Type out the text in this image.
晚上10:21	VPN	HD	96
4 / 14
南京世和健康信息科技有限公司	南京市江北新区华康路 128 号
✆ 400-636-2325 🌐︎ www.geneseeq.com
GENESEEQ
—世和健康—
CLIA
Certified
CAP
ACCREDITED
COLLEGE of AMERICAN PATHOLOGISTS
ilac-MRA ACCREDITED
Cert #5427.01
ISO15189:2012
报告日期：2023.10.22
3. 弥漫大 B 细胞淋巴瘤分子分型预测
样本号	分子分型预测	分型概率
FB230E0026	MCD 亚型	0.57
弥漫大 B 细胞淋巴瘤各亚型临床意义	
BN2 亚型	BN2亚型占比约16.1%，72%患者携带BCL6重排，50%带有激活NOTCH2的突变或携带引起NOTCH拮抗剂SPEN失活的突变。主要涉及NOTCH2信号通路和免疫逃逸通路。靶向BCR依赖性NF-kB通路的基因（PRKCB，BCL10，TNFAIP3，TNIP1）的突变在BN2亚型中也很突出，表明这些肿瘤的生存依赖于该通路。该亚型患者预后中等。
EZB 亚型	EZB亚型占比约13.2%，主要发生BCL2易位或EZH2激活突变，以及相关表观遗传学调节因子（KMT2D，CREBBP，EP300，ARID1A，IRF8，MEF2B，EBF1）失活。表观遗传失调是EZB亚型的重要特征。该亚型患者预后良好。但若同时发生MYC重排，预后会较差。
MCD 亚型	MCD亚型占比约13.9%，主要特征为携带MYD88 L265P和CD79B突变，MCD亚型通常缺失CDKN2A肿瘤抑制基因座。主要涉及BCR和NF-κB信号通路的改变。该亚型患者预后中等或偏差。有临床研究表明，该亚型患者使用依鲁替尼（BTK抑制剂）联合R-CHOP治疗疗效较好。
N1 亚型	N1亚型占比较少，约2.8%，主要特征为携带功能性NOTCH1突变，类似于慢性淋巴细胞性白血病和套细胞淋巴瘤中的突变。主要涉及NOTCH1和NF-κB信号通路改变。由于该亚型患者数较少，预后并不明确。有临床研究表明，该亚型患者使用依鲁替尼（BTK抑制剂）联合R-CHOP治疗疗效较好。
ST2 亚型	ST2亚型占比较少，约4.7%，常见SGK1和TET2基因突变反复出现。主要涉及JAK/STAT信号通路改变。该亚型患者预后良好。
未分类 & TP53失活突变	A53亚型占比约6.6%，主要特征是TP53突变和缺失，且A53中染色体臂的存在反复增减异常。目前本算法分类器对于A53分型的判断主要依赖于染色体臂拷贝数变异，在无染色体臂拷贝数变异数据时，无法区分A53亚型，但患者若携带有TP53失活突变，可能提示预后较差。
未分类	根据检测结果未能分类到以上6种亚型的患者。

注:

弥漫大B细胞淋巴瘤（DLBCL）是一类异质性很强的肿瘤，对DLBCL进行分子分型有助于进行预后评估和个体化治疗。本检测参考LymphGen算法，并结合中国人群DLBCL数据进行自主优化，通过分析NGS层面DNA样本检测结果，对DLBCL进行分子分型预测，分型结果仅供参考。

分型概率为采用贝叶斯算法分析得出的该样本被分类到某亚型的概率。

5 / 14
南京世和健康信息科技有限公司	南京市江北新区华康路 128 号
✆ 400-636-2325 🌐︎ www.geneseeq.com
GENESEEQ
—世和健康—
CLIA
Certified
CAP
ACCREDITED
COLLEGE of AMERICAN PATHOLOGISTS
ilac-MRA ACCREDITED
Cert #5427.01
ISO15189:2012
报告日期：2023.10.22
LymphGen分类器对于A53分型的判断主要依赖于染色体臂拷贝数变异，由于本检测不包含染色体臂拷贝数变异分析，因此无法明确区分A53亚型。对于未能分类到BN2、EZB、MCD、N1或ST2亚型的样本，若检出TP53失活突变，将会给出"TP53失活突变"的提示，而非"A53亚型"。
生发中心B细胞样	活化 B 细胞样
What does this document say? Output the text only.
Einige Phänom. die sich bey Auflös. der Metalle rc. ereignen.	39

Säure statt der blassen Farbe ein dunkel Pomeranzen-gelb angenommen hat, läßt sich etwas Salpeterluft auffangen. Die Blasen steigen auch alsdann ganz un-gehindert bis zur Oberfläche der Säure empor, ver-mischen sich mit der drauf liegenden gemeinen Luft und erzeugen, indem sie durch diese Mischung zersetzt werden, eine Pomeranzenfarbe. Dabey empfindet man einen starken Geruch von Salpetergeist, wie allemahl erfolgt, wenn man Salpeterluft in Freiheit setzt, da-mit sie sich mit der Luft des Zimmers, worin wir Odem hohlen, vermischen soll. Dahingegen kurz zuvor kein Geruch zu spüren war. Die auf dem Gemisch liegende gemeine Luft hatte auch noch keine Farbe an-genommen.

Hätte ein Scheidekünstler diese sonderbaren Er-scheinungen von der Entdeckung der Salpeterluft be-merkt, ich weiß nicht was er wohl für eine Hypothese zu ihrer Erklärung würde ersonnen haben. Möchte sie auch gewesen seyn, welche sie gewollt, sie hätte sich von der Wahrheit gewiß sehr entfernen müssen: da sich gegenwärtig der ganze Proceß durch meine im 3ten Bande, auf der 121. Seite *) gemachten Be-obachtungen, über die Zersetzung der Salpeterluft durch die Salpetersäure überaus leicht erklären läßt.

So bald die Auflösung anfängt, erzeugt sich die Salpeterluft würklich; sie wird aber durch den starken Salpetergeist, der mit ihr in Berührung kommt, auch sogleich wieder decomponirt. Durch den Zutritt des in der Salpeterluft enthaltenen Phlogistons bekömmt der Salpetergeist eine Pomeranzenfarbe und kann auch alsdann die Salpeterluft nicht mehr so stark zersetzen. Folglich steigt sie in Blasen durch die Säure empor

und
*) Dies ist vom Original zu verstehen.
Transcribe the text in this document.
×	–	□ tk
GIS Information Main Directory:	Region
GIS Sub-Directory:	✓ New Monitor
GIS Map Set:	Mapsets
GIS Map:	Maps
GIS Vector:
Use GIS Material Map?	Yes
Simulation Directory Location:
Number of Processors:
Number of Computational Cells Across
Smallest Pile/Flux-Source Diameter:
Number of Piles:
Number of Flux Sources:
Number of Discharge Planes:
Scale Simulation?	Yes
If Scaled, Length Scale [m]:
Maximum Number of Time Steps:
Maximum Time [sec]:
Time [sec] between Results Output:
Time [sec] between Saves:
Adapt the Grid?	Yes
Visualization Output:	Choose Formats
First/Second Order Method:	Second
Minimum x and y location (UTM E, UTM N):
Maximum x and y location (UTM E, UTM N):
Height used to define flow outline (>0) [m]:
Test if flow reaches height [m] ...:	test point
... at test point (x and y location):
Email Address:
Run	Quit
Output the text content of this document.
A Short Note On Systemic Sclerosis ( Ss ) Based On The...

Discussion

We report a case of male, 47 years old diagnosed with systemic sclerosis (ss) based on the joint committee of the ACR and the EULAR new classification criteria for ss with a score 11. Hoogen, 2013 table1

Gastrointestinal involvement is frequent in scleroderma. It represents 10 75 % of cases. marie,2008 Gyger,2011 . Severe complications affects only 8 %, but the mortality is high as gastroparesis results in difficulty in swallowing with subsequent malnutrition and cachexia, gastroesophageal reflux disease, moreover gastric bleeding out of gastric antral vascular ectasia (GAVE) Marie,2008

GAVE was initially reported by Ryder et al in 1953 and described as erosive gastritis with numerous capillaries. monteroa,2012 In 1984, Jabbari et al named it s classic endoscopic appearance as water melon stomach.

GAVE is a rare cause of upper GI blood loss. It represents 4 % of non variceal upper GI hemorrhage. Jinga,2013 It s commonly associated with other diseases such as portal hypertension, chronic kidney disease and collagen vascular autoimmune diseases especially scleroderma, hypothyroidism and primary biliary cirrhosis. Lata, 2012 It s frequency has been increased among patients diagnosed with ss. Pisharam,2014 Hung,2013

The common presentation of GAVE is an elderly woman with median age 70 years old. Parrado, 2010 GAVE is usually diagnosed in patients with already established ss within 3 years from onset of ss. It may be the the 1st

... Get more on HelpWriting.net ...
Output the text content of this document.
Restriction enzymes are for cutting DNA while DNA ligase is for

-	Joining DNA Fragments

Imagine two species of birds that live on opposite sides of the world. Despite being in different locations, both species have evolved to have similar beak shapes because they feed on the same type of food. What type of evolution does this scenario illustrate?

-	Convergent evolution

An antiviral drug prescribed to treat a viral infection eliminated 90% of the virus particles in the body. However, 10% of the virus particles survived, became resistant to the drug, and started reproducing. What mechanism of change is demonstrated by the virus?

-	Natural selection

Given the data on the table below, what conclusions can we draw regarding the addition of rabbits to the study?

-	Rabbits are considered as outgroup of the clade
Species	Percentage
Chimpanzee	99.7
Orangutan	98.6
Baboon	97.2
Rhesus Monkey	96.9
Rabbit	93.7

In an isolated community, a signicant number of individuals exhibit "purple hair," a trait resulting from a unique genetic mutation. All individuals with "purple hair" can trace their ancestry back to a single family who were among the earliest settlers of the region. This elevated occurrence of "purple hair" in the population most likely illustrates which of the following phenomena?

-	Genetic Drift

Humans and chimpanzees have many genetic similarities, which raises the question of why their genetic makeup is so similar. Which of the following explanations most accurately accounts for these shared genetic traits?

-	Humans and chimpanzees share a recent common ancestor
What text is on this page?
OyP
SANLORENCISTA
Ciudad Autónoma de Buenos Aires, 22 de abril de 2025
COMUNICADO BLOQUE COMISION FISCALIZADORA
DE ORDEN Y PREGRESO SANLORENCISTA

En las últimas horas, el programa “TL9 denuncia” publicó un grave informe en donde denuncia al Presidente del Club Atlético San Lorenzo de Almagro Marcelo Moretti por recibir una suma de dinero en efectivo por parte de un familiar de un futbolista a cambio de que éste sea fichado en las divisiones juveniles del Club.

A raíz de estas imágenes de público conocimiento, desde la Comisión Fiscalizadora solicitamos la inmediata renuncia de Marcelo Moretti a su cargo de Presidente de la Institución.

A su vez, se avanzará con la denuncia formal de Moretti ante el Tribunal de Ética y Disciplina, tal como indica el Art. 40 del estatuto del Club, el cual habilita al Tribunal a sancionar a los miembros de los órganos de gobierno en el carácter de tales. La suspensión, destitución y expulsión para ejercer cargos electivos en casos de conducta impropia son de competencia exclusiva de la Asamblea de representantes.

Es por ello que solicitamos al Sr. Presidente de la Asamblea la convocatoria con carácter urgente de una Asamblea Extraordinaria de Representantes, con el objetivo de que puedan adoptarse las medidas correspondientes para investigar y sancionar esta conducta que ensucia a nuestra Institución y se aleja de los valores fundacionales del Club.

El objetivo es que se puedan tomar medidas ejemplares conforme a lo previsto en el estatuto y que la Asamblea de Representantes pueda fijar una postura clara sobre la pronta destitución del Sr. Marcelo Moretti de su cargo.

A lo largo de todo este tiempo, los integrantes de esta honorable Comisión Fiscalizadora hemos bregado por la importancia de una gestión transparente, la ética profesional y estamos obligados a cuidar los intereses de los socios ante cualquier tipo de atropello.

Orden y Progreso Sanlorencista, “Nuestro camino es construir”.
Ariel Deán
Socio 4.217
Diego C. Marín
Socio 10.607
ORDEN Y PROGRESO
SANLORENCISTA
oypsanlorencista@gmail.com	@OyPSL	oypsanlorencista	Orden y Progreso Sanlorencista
++++++++
— Task brief —
Match on "have" and copy out every line of the entries that contains it.

— Response to the task —
Imagine two species of birds that live on opposite sides of the world. Despite being in different locations, both species have evolved to have similar beak shapes because they feed on the same type of food. What type of evolution does this scenario illustrate?
Humans and chimpanzees have many genetic similarities, which raises the question of why their genetic makeup is so similar. Which of the following explanations most accurately accounts for these shared genetic traits?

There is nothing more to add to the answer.